#### [YOUR OBJECTIVE]
Scan the lines below for the word "外墙外保温技术规程". Copy each line you find it in.

>> START

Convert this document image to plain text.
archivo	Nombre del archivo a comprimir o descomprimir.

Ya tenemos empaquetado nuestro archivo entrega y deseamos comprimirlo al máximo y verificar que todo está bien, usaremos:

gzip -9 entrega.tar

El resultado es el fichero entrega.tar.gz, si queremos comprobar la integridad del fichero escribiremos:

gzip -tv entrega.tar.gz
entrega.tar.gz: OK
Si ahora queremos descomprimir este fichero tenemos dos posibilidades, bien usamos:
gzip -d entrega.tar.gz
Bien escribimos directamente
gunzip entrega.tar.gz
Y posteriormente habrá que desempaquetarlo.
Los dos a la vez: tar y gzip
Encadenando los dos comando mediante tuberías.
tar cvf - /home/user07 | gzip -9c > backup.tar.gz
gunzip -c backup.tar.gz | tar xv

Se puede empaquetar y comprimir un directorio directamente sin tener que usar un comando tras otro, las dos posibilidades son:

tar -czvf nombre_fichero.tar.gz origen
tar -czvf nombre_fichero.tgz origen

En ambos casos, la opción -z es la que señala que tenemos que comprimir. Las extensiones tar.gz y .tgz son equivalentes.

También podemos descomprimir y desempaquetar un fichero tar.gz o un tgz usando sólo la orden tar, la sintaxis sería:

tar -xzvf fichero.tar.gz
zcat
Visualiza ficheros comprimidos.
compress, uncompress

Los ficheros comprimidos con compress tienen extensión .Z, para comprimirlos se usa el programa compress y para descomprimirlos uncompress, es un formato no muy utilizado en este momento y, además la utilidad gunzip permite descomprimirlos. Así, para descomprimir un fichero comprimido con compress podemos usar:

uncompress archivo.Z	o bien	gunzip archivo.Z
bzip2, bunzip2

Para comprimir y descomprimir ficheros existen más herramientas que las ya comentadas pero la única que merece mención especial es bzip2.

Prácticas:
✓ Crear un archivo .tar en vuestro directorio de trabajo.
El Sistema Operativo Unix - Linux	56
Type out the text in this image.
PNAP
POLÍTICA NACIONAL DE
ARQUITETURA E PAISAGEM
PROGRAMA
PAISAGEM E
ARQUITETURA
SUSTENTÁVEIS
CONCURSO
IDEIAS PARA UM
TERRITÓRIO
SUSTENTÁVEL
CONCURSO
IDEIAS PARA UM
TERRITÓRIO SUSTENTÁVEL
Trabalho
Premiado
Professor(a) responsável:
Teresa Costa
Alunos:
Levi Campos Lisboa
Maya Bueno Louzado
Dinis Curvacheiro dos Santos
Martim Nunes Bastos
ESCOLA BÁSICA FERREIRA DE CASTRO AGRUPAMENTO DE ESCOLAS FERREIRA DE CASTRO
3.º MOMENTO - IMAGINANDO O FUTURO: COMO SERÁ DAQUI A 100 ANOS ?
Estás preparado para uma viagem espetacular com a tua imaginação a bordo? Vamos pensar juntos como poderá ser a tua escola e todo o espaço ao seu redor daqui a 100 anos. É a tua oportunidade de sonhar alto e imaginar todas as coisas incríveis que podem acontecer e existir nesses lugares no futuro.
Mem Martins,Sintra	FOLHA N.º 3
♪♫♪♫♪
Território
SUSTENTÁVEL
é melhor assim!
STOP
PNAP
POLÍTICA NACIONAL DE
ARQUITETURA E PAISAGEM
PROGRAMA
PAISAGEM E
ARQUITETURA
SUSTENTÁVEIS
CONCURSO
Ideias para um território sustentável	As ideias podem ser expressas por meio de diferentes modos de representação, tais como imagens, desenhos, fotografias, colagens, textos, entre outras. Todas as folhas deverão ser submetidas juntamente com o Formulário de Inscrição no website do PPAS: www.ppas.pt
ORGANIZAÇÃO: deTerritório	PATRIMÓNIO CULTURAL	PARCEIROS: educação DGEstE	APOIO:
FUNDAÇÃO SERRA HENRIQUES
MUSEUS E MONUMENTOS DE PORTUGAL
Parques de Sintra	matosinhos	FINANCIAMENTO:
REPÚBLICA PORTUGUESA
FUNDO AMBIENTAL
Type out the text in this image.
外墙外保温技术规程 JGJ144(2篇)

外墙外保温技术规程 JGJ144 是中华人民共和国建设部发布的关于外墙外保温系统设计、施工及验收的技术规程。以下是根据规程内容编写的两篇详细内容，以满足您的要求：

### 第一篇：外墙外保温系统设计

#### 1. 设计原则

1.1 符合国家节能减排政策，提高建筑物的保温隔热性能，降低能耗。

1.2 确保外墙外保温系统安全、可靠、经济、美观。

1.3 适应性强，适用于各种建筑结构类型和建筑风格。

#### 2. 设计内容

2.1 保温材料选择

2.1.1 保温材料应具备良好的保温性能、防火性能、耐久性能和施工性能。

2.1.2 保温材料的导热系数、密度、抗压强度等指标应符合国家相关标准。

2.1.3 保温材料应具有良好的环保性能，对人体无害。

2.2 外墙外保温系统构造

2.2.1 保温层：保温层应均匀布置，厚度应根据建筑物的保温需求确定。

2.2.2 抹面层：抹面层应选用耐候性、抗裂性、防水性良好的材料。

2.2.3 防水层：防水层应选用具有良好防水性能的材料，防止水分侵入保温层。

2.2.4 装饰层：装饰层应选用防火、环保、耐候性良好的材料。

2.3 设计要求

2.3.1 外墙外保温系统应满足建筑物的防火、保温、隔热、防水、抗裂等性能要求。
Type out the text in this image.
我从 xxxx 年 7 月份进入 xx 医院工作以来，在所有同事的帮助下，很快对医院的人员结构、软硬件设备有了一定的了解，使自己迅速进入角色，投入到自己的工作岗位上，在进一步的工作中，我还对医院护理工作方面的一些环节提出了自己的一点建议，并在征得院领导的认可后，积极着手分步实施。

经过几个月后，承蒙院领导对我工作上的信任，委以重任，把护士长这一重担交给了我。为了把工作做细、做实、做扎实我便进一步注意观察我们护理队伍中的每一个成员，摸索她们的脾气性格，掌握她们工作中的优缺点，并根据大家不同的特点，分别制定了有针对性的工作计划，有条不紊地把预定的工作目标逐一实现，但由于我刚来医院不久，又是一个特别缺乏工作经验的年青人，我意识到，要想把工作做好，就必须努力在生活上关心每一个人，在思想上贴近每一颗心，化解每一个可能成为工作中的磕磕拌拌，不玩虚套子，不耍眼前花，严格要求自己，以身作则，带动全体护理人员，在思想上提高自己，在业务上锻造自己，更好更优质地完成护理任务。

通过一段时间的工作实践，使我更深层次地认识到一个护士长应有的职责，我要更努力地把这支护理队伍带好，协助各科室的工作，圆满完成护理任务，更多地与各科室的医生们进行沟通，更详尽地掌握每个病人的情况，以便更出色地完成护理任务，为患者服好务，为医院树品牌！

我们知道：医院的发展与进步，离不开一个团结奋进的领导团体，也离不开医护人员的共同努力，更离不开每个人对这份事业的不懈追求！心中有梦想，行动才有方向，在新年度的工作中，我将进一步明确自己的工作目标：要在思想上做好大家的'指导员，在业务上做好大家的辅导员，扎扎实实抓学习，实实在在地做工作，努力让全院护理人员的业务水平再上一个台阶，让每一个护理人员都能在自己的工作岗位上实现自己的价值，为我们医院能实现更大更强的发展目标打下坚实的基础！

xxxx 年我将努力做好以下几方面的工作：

>> END

#### [RESPONSE]
外墙外保温技术规程 JGJ144(2篇)
外墙外保温技术规程 JGJ144 是中华人民共和国建设部发布的关于外墙外保温系统设计、施工及验收的技术规程。以下是根据规程内容编写的两篇详细内容，以满足您的要求：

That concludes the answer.